__Required work__
Looking at the listing beneath, work out how many lines hold "salary" and report only that figure.

__Provided data__

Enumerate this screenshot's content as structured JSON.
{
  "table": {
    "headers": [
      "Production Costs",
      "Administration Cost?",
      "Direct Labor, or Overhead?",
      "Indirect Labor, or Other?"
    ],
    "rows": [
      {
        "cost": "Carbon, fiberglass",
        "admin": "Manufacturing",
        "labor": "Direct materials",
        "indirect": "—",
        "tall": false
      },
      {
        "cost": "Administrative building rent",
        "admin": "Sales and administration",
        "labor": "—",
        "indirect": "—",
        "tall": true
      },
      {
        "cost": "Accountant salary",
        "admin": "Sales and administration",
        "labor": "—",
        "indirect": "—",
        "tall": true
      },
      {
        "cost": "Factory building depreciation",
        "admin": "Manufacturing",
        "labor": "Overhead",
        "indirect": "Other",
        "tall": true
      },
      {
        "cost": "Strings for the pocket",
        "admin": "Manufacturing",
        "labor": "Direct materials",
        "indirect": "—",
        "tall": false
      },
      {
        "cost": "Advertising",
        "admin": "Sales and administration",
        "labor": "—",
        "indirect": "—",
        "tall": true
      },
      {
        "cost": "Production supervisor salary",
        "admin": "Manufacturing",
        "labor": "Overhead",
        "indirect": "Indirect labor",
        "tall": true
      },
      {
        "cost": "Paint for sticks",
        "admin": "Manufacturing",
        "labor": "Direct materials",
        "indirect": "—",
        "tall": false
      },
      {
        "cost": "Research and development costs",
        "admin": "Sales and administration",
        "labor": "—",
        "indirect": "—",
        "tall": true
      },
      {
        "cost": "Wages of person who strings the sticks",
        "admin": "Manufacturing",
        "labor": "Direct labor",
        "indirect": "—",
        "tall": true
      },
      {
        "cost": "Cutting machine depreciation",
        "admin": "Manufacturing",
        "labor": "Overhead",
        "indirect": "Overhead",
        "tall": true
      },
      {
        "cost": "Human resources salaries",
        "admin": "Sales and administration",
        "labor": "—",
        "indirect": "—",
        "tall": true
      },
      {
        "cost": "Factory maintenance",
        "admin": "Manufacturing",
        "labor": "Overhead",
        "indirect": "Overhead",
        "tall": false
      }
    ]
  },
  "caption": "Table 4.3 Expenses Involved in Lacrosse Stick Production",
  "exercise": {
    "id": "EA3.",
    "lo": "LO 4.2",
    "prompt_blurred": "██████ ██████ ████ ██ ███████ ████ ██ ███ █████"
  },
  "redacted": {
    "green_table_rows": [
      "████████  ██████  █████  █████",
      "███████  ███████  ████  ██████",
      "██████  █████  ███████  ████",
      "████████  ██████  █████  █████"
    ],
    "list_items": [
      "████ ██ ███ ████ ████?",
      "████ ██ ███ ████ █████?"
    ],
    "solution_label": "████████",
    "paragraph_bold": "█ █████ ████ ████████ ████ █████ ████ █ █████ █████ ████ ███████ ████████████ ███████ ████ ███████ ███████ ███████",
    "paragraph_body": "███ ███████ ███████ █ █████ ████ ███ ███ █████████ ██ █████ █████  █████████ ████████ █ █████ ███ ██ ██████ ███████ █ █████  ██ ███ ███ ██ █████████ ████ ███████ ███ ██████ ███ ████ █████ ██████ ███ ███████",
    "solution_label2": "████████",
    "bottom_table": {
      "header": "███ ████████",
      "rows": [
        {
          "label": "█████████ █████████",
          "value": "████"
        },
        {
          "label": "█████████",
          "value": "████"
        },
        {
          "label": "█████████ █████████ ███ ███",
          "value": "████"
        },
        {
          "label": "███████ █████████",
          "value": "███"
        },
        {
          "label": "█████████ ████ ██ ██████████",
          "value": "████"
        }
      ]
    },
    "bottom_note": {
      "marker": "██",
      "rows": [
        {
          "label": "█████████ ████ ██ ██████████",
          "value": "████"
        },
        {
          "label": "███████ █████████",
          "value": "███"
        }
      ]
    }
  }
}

--

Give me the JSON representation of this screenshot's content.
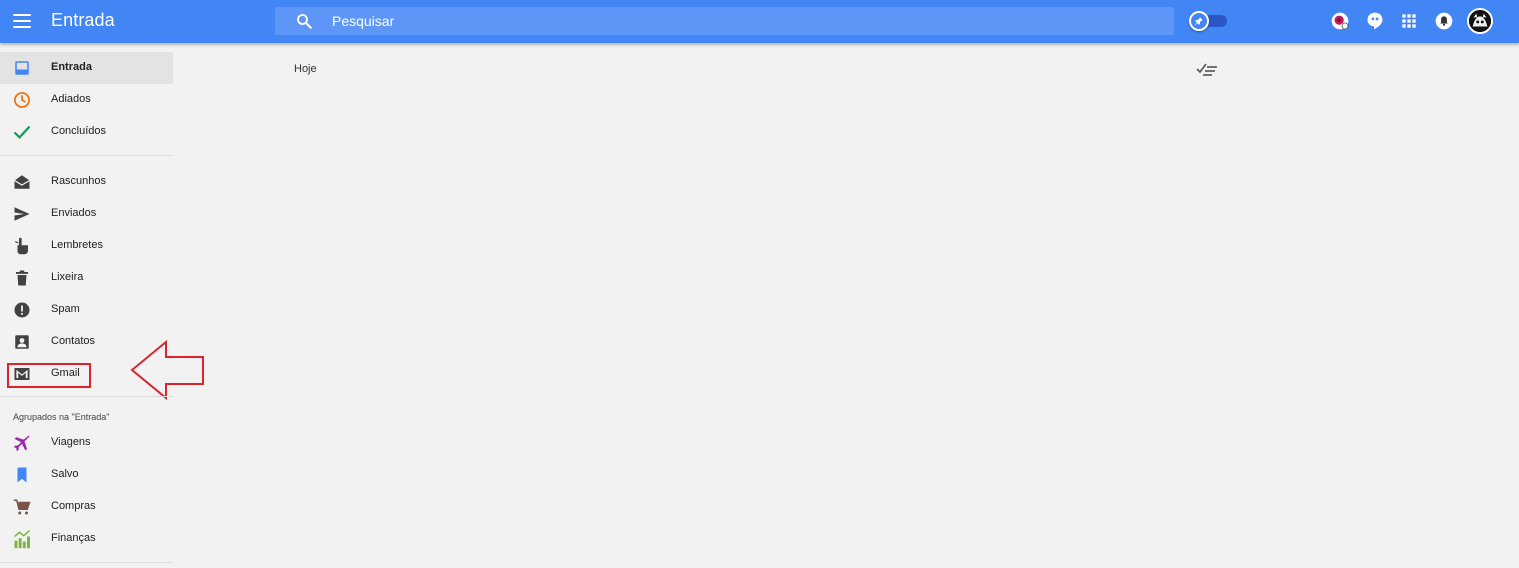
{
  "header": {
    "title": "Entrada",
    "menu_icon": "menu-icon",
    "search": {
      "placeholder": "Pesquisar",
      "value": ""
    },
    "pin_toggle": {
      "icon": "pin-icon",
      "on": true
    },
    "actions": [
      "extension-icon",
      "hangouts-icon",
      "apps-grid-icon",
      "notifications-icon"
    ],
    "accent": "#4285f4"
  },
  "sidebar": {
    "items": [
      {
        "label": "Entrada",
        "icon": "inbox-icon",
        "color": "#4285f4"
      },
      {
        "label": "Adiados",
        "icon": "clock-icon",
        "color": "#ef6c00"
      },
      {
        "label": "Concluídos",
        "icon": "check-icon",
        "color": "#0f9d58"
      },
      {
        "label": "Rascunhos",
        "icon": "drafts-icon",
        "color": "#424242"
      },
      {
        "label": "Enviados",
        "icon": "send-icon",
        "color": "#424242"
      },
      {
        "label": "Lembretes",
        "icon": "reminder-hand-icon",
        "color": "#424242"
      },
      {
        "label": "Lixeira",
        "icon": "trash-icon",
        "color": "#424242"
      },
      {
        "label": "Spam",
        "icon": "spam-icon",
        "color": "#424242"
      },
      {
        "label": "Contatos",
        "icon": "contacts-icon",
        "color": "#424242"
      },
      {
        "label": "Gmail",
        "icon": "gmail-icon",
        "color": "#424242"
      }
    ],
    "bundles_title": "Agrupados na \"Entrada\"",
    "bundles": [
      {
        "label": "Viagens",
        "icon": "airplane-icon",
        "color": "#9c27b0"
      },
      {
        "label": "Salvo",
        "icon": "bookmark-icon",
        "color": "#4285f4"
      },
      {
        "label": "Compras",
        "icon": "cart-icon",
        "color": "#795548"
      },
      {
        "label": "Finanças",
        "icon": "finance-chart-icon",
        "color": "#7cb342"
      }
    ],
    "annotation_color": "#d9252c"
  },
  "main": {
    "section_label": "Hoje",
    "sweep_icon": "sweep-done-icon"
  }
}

==

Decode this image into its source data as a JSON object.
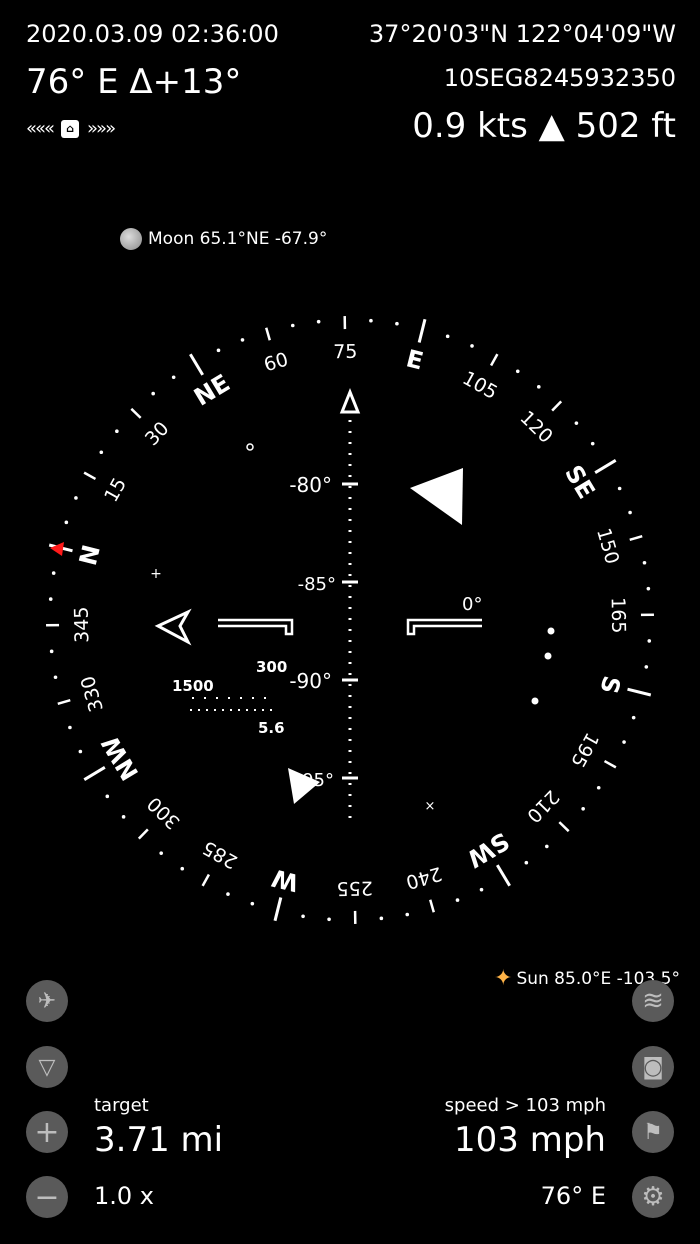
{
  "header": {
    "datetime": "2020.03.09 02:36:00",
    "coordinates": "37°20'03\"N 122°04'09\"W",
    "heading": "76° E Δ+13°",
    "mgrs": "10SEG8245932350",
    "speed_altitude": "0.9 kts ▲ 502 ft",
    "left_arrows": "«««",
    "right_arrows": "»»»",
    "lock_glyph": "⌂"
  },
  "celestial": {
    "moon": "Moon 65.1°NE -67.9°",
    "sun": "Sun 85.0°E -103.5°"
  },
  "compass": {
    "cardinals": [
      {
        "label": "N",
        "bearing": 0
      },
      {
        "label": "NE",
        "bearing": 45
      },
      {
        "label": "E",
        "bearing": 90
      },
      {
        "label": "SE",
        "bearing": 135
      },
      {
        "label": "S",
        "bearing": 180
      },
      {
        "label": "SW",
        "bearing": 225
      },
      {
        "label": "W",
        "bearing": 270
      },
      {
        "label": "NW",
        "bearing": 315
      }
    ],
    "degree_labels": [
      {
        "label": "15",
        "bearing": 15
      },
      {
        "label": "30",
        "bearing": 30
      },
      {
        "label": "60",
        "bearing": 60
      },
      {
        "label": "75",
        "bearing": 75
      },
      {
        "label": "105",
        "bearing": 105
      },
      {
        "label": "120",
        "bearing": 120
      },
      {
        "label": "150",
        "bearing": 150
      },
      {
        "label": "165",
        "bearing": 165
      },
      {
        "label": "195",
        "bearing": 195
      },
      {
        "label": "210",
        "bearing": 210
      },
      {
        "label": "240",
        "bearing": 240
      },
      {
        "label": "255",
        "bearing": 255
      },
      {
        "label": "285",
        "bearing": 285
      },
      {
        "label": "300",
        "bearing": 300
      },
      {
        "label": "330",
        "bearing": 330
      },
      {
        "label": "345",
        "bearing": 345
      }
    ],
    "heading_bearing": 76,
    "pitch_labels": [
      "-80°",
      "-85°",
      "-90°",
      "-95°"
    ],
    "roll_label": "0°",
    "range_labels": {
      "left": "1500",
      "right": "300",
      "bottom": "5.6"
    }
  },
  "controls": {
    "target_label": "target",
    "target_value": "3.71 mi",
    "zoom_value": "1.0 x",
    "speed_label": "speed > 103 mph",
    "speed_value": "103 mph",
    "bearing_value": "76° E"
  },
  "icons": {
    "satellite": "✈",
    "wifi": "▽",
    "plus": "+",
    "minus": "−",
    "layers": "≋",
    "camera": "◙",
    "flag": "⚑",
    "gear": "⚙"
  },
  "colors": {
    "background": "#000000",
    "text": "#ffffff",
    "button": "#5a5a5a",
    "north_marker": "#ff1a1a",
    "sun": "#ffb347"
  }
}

__Result below__
2